[Stored records]
>>>
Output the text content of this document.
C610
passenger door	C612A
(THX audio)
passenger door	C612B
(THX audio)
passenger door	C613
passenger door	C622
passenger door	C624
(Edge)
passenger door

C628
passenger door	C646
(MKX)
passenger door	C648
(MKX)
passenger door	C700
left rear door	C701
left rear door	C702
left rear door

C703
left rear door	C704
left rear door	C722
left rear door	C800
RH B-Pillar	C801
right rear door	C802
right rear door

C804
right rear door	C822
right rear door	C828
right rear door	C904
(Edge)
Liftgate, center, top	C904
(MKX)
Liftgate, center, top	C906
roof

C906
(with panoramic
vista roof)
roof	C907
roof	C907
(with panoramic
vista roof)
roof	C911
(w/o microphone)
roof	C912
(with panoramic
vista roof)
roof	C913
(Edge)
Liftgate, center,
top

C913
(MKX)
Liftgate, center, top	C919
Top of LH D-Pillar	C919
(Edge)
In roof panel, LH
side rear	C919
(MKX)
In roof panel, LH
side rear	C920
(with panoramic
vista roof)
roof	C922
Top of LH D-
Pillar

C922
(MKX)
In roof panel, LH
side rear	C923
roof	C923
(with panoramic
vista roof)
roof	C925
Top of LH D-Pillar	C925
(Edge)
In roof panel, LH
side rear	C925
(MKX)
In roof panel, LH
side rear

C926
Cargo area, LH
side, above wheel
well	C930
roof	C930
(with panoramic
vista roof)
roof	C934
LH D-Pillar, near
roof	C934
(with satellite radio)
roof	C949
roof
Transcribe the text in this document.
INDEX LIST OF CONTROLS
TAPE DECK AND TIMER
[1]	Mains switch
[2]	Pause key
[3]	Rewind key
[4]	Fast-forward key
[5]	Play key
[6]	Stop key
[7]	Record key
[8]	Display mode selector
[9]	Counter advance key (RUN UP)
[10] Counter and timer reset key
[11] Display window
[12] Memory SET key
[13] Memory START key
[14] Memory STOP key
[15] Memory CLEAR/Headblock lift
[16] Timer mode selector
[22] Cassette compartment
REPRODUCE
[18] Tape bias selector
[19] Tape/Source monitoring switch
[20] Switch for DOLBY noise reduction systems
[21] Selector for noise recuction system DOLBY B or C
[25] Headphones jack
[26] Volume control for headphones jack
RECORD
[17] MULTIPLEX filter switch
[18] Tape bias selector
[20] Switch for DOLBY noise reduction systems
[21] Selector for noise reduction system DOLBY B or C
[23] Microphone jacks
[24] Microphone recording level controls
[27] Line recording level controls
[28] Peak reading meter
<<<
» Task directions: Copy every line of the records above that contains "mode".

» Solved problem:
[8]	Display mode selector
[16] Timer mode selector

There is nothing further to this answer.